[Data items]
- - - - -
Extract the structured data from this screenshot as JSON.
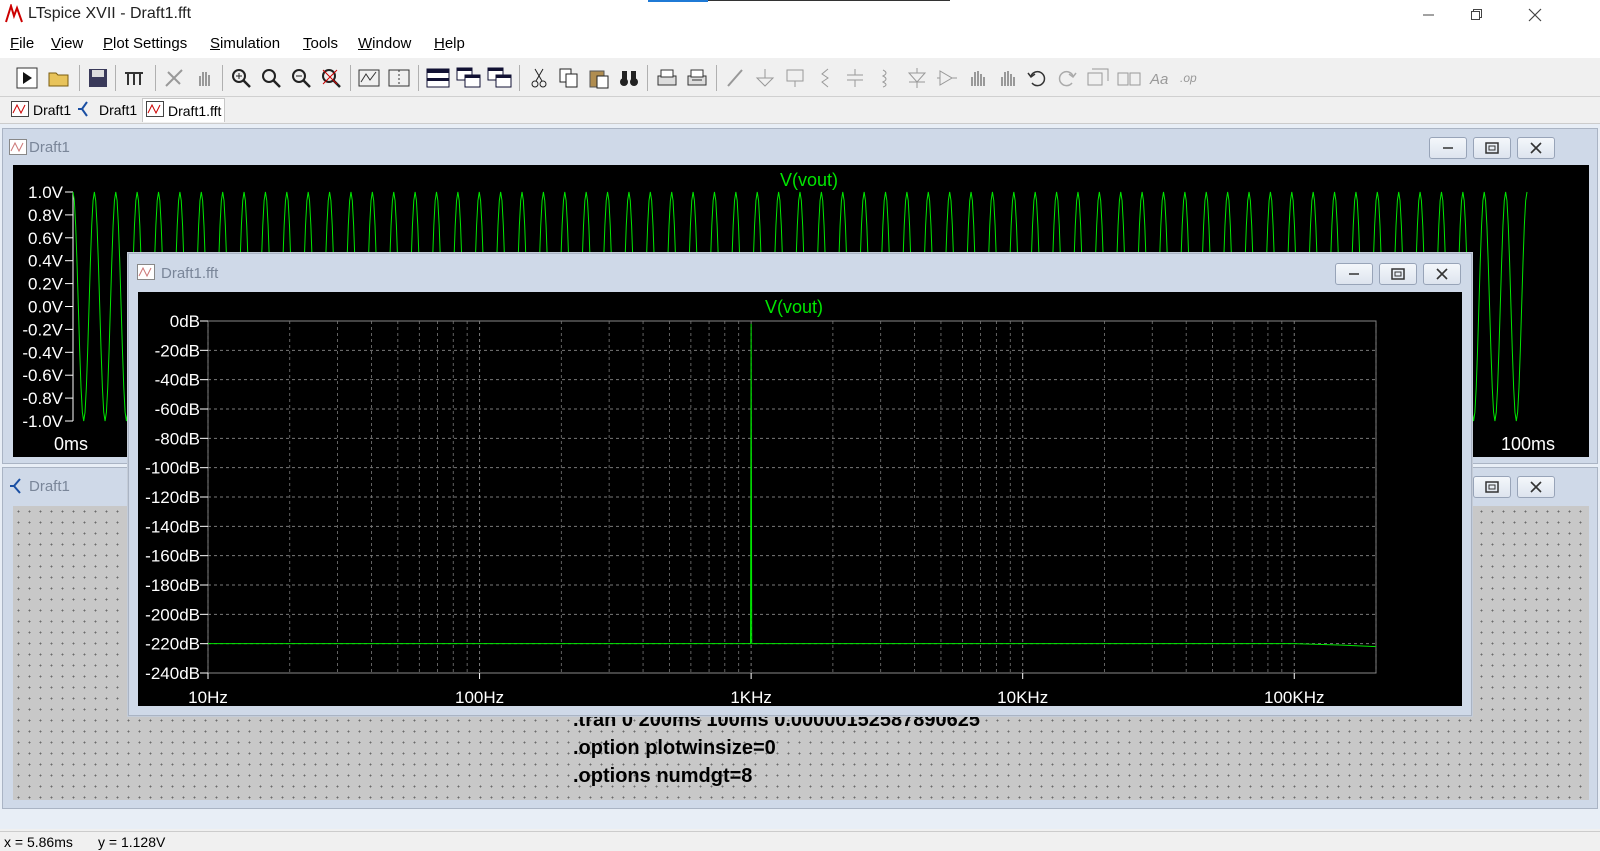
{
  "window": {
    "title": "LTspice XVII - Draft1.fft"
  },
  "menu": {
    "items": [
      {
        "accel": "F",
        "rest": "ile"
      },
      {
        "accel": "V",
        "rest": "iew"
      },
      {
        "accel": "P",
        "rest": "lot Settings"
      },
      {
        "accel": "S",
        "rest": "imulation"
      },
      {
        "accel": "T",
        "rest": "ools"
      },
      {
        "accel": "W",
        "rest": "indow"
      },
      {
        "accel": "H",
        "rest": "elp"
      }
    ]
  },
  "tabs": [
    {
      "label": "Draft1",
      "icon": "waveform-icon"
    },
    {
      "label": "Draft1",
      "icon": "schematic-icon"
    },
    {
      "label": "Draft1.fft",
      "icon": "waveform-icon",
      "active": true
    }
  ],
  "windows": {
    "transient": {
      "title": "Draft1",
      "trace": "V(vout)",
      "trace_color": "#00e600",
      "y_ticks": [
        "1.0V",
        "0.8V",
        "0.6V",
        "0.4V",
        "0.2V",
        "0.0V",
        "-0.2V",
        "-0.4V",
        "-0.6V",
        "-0.8V",
        "-1.0V"
      ],
      "x_start": "0ms",
      "x_end": "100ms"
    },
    "fft": {
      "title": "Draft1.fft",
      "trace": "V(vout)",
      "y_ticks": [
        "0dB",
        "-20dB",
        "-40dB",
        "-60dB",
        "-80dB",
        "-100dB",
        "-120dB",
        "-140dB",
        "-160dB",
        "-180dB",
        "-200dB",
        "-220dB",
        "-240dB"
      ],
      "x_ticks": [
        "10Hz",
        "100Hz",
        "1KHz",
        "10KHz",
        "100KHz"
      ]
    },
    "schematic": {
      "title": "Draft1",
      "directives": [
        ".tran 0 200ms 100ms 0.00000152587890625",
        ".option plotwinsize=0",
        ".options numdgt=8"
      ]
    }
  },
  "chart_data": [
    {
      "type": "line",
      "title": "V(vout)",
      "xlabel": "",
      "ylabel": "",
      "x_unit": "ms",
      "xlim": [
        0,
        100
      ],
      "ylim": [
        -1.0,
        1.0
      ],
      "series": [
        {
          "name": "V(vout)",
          "frequency_hz": 1000,
          "amplitude_v": 1.0,
          "shape": "sine"
        }
      ],
      "grid": false
    },
    {
      "type": "line",
      "title": "V(vout)",
      "xlabel": "",
      "ylabel": "",
      "x_scale": "log",
      "xlim": [
        10,
        200000
      ],
      "ylim": [
        -240,
        0
      ],
      "series": [
        {
          "name": "V(vout)",
          "points": [
            [
              10,
              -220
            ],
            [
              995,
              -220
            ],
            [
              1000,
              -2
            ],
            [
              1005,
              -220
            ],
            [
              100000,
              -220
            ],
            [
              150000,
              -221
            ],
            [
              200000,
              -222
            ]
          ]
        }
      ],
      "grid": true
    }
  ],
  "status": {
    "x": "x = 5.86ms",
    "y": "y = 1.128V"
  }
}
- - - - -
◆ WRITTEN EXERCISE ◆
Find every line in the records above that holds the word "waveform", and copy each one.

◆ OUTPUT BELOW ◆
      "icon": "waveform-icon"
      "icon": "waveform-icon",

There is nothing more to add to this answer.